(begin)

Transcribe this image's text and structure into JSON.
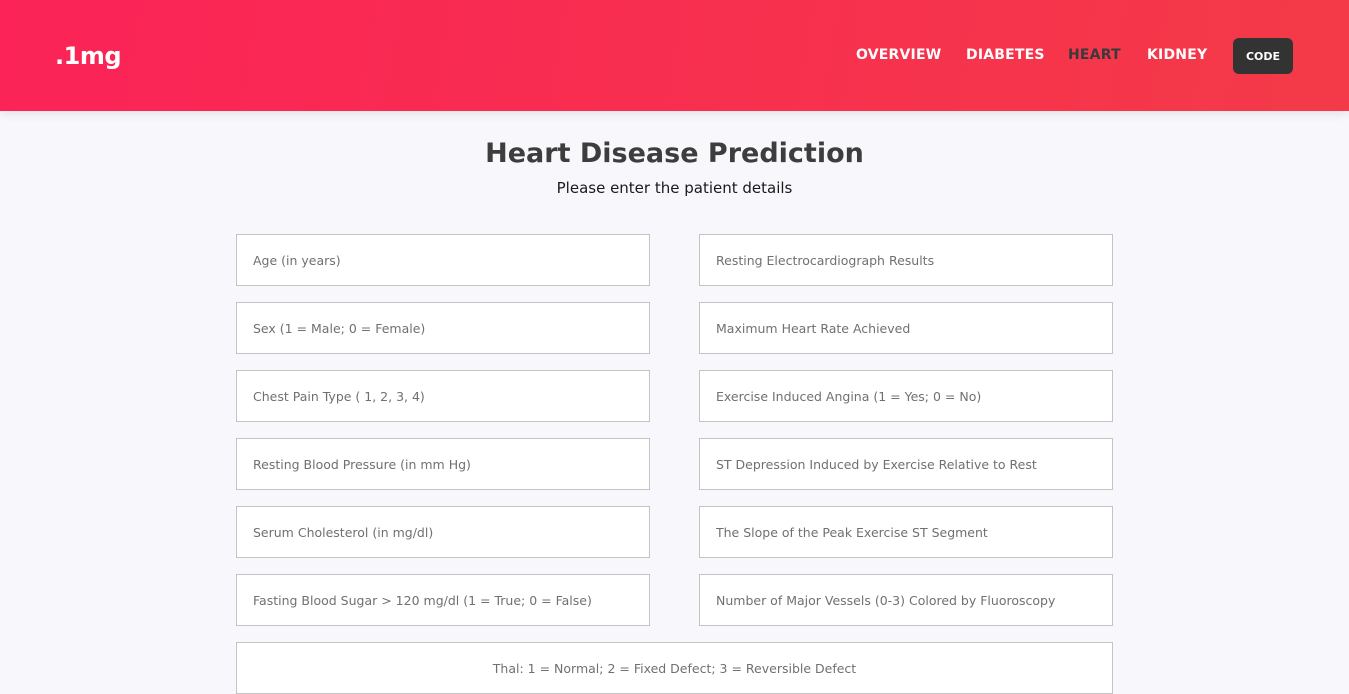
{
  "header": {
    "logo": ".1mg",
    "nav": [
      "OVERVIEW",
      "DIABETES",
      "HEART",
      "KIDNEY"
    ],
    "active_nav": "HEART",
    "code_button": "CODE"
  },
  "form": {
    "title": "Heart Disease Prediction",
    "subtitle": "Please enter the patient details",
    "fields": {
      "age": "Age (in years)",
      "sex": "Sex (1 = Male; 0 = Female)",
      "chest_pain": "Chest Pain Type ( 1, 2, 3, 4)",
      "resting_bp": "Resting Blood Pressure (in mm Hg)",
      "cholesterol": "Serum Cholesterol (in mg/dl)",
      "fasting_sugar": "Fasting Blood Sugar > 120 mg/dl (1 = True; 0 = False)",
      "ecg": "Resting Electrocardiograph Results",
      "max_heart_rate": "Maximum Heart Rate Achieved",
      "angina": "Exercise Induced Angina (1 = Yes; 0 = No)",
      "st_depression": "ST Depression Induced by Exercise Relative to Rest",
      "slope": "The Slope of the Peak Exercise ST Segment",
      "vessels": "Number of Major Vessels (0-3) Colored by Fluoroscopy",
      "thal": "Thal: 1 = Normal; 2 = Fixed Defect; 3 = Reversible Defect"
    }
  }
}
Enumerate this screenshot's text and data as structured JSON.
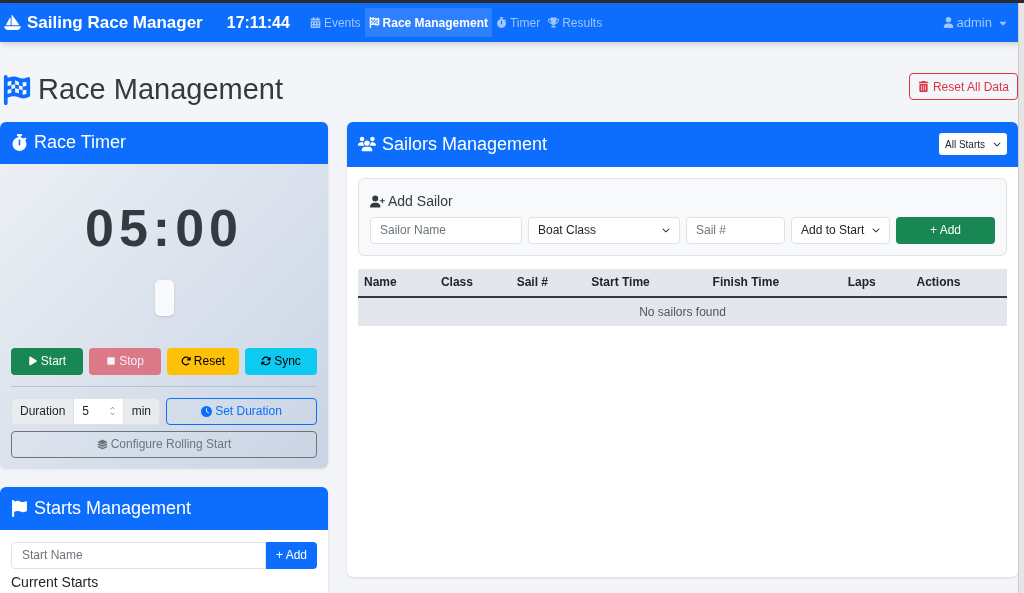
{
  "navbar": {
    "brand": "Sailing Race Manager",
    "clock": "17:11:44",
    "items": [
      {
        "label": "Events",
        "selected": false
      },
      {
        "label": "Race Management",
        "selected": true
      },
      {
        "label": "Timer",
        "selected": false
      },
      {
        "label": "Results",
        "selected": false
      }
    ],
    "user": "admin"
  },
  "page": {
    "title": "Race Management",
    "reset_button": "Reset All Data"
  },
  "race_timer": {
    "title": "Race Timer",
    "display": "05:00",
    "buttons": [
      {
        "label": "Start",
        "kind": "start",
        "disabled": false
      },
      {
        "label": "Stop",
        "kind": "stop",
        "disabled": true
      },
      {
        "label": "Reset",
        "kind": "reset",
        "disabled": false
      },
      {
        "label": "Sync",
        "kind": "sync",
        "disabled": false
      }
    ],
    "duration": {
      "label": "Duration",
      "value": "5",
      "unit": "min",
      "button": "Set Duration"
    },
    "rolling_start_button": "Configure Rolling Start"
  },
  "starts_management": {
    "title": "Starts Management",
    "placeholder": "Start Name",
    "add_button": "+ Add",
    "section_title": "Current Starts"
  },
  "sailors_management": {
    "title": "Sailors Management",
    "filter": "All Starts",
    "add_sailor": {
      "title": "Add Sailor",
      "name_placeholder": "Sailor Name",
      "class_select": "Boat Class",
      "sail_placeholder": "Sail #",
      "start_select": "Add to Start",
      "add_button": "+ Add"
    },
    "table": {
      "columns": [
        "Name",
        "Class",
        "Sail #",
        "Start Time",
        "Finish Time",
        "Laps",
        "Actions"
      ],
      "empty_message": "No sailors found"
    }
  }
}
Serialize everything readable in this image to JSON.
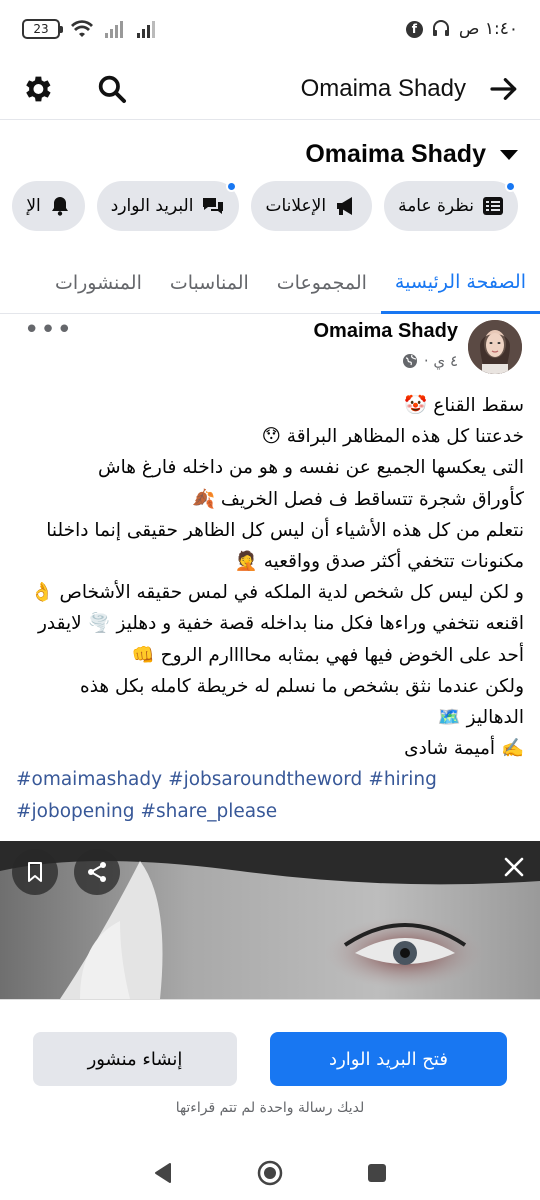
{
  "status_bar": {
    "time": "١:٤٠ ص",
    "battery": "23",
    "app_badge": "f",
    "network": "ixl"
  },
  "header": {
    "title": "Omaima Shady",
    "back_icon": "arrow-right-icon",
    "search_icon": "search-icon",
    "settings_icon": "gear-icon"
  },
  "profile": {
    "name": "Omaima Shady"
  },
  "chips": [
    {
      "label": "نظرة عامة",
      "icon": "list-icon",
      "has_dot": true
    },
    {
      "label": "الإعلانات",
      "icon": "megaphone-icon",
      "has_dot": false
    },
    {
      "label": "البريد الوارد",
      "icon": "chat-icon",
      "has_dot": true
    },
    {
      "label": "الإ",
      "icon": "bell-icon",
      "has_dot": false
    }
  ],
  "tabs": [
    {
      "label": "الصفحة الرئيسية",
      "active": true
    },
    {
      "label": "المجموعات",
      "active": false
    },
    {
      "label": "المناسبات",
      "active": false
    },
    {
      "label": "المنشورات",
      "active": false
    }
  ],
  "post": {
    "author": "Omaima Shady",
    "time": "٤ ي ·",
    "privacy_icon": "globe-icon",
    "lines": [
      "سقط القناع 🤡",
      "خدعتنا كل هذه المظاهر البراقة 😯",
      "التى يعكسها الجميع عن نفسه و هو من داخله فارغ هاش",
      "كأوراق شجرة تتساقط ف فصل الخريف 🍂",
      "نتعلم من كل هذه الأشياء أن ليس كل الظاهر حقيقى إنما داخلنا",
      "مكنونات تتخفي أكثر صدق وواقعيه 🤦",
      "و لكن ليس كل شخص لدية الملكه في لمس حقيقه الأشخاص 👌",
      "اقنعه نتخفي وراءها فكل منا بداخله قصة خفية و دهليز 🌪️ لايقدر",
      "أحد على الخوض فيها فهي بمثابه محاااارم الروح 👊",
      "ولكن عندما نثق بشخص ما نسلم له خريطة كامله بكل هذه",
      "الدهاليز 🗺️",
      "✍️ أميمة شادى"
    ],
    "hashtags_line1": [
      "#omaimashady",
      "#jobsaroundtheword",
      "#hiring"
    ],
    "hashtags_line2": [
      "#jobopening",
      "#share_please"
    ]
  },
  "image_controls": {
    "bookmark_icon": "bookmark-icon",
    "share_icon": "share-icon",
    "close_icon": "close-icon"
  },
  "bottom_sheet": {
    "create_post_label": "إنشاء منشور",
    "open_inbox_label": "فتح البريد الوارد",
    "unread_note": "لديك رسالة واحدة لم تتم قراءتها"
  },
  "colors": {
    "accent": "#1877f2",
    "chip_bg": "#e4e6eb",
    "muted_text": "#65676b",
    "hashtag": "#385898"
  }
}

(end)

[Task to carry out]:
Give the entries again word for word, but skip the pictures.

[Reply to the exercise]:
Transcribe this image's text and structure into JSON.
{
  "header": {
    "logo": ".1mg",
    "nav": [
      "OVERVIEW",
      "DIABETES",
      "HEART",
      "KIDNEY"
    ],
    "active_nav": "HEART",
    "code_button": "CODE"
  },
  "form": {
    "title": "Heart Disease Prediction",
    "subtitle": "Please enter the patient details",
    "fields": {
      "age": "Age (in years)",
      "sex": "Sex (1 = Male; 0 = Female)",
      "chest_pain": "Chest Pain Type ( 1, 2, 3, 4)",
      "resting_bp": "Resting Blood Pressure (in mm Hg)",
      "cholesterol": "Serum Cholesterol (in mg/dl)",
      "fasting_sugar": "Fasting Blood Sugar > 120 mg/dl (1 = True; 0 = False)",
      "ecg": "Resting Electrocardiograph Results",
      "max_heart_rate": "Maximum Heart Rate Achieved",
      "angina": "Exercise Induced Angina (1 = Yes; 0 = No)",
      "st_depression": "ST Depression Induced by Exercise Relative to Rest",
      "slope": "The Slope of the Peak Exercise ST Segment",
      "vessels": "Number of Major Vessels (0-3) Colored by Fluoroscopy",
      "thal": "Thal: 1 = Normal; 2 = Fixed Defect; 3 = Reversible Defect"
    }
  }
}
Enumerate this screenshot's text and data as structured JSON.
{
  "navbar": {
    "brand": "Sailing Race Manager",
    "clock": "17:11:44",
    "items": [
      {
        "label": "Events",
        "selected": false
      },
      {
        "label": "Race Management",
        "selected": true
      },
      {
        "label": "Timer",
        "selected": false
      },
      {
        "label": "Results",
        "selected": false
      }
    ],
    "user": "admin"
  },
  "page": {
    "title": "Race Management",
    "reset_button": "Reset All Data"
  },
  "race_timer": {
    "title": "Race Timer",
    "display": "05:00",
    "buttons": [
      {
        "label": "Start",
        "kind": "start",
        "disabled": false
      },
      {
        "label": "Stop",
        "kind": "stop",
        "disabled": true
      },
      {
        "label": "Reset",
        "kind": "reset",
        "disabled": false
      },
      {
        "label": "Sync",
        "kind": "sync",
        "disabled": false
      }
    ],
    "duration": {
      "label": "Duration",
      "value": "5",
      "unit": "min",
      "button": "Set Duration"
    },
    "rolling_start_button": "Configure Rolling Start"
  },
  "starts_management": {
    "title": "Starts Management",
    "placeholder": "Start Name",
    "add_button": "+ Add",
    "section_title": "Current Starts"
  },
  "sailors_management": {
    "title": "Sailors Management",
    "filter": "All Starts",
    "add_sailor": {
      "title": "Add Sailor",
      "name_placeholder": "Sailor Name",
      "class_select": "Boat Class",
      "sail_placeholder": "Sail #",
      "start_select": "Add to Start",
      "add_button": "+ Add"
    },
    "table": {
      "columns": [
        "Name",
        "Class",
        "Sail #",
        "Start Time",
        "Finish Time",
        "Laps",
        "Actions"
      ],
      "empty_message": "No sailors found"
    }
  }
}
Serialize everything readable in this image to JSON.
{
  "status_bar": {
    "time": "١:٤٠ ص",
    "battery": "23",
    "app_badge": "f",
    "network": "ixl"
  },
  "header": {
    "title": "Omaima Shady",
    "back_icon": "arrow-right-icon",
    "search_icon": "search-icon",
    "settings_icon": "gear-icon"
  },
  "profile": {
    "name": "Omaima Shady"
  },
  "chips": [
    {
      "label": "نظرة عامة",
      "icon": "list-icon",
      "has_dot": true
    },
    {
      "label": "الإعلانات",
      "icon": "megaphone-icon",
      "has_dot": false
    },
    {
      "label": "البريد الوارد",
      "icon": "chat-icon",
      "has_dot": true
    },
    {
      "label": "الإ",
      "icon": "bell-icon",
      "has_dot": false
    }
  ],
  "tabs": [
    {
      "label": "الصفحة الرئيسية",
      "active": true
    },
    {
      "label": "المجموعات",
      "active": false
    },
    {
      "label": "المناسبات",
      "active": false
    },
    {
      "label": "المنشورات",
      "active": false
    }
  ],
  "post": {
    "author": "Omaima Shady",
    "time": "٤ ي ·",
    "privacy_icon": "globe-icon",
    "lines": [
      "سقط القناع 🤡",
      "خدعتنا كل هذه المظاهر البراقة 😯",
      "التى يعكسها الجميع عن نفسه و هو من داخله فارغ هاش",
      "كأوراق شجرة تتساقط ف فصل الخريف 🍂",
      "نتعلم من كل هذه الأشياء أن ليس كل الظاهر حقيقى إنما داخلنا",
      "مكنونات تتخفي أكثر صدق وواقعيه 🤦",
      "و لكن ليس كل شخص لدية الملكه في لمس حقيقه الأشخاص 👌",
      "اقنعه نتخفي وراءها فكل منا بداخله قصة خفية و دهليز 🌪️ لايقدر",
      "أحد على الخوض فيها فهي بمثابه محاااارم الروح 👊",
      "ولكن عندما نثق بشخص ما نسلم له خريطة كامله بكل هذه",
      "الدهاليز 🗺️",
      "✍️ أميمة شادى"
    ],
    "hashtags_line1": [
      "#omaimashady",
      "#jobsaroundtheword",
      "#hiring"
    ],
    "hashtags_line2": [
      "#jobopening",
      "#share_please"
    ]
  },
  "image_controls": {
    "bookmark_icon": "bookmark-icon",
    "share_icon": "share-icon",
    "close_icon": "close-icon"
  },
  "bottom_sheet": {
    "create_post_label": "إنشاء منشور",
    "open_inbox_label": "فتح البريد الوارد",
    "unread_note": "لديك رسالة واحدة لم تتم قراءتها"
  },
  "colors": {
    "accent": "#1877f2",
    "chip_bg": "#e4e6eb",
    "muted_text": "#65676b",
    "hashtag": "#385898"
  }
}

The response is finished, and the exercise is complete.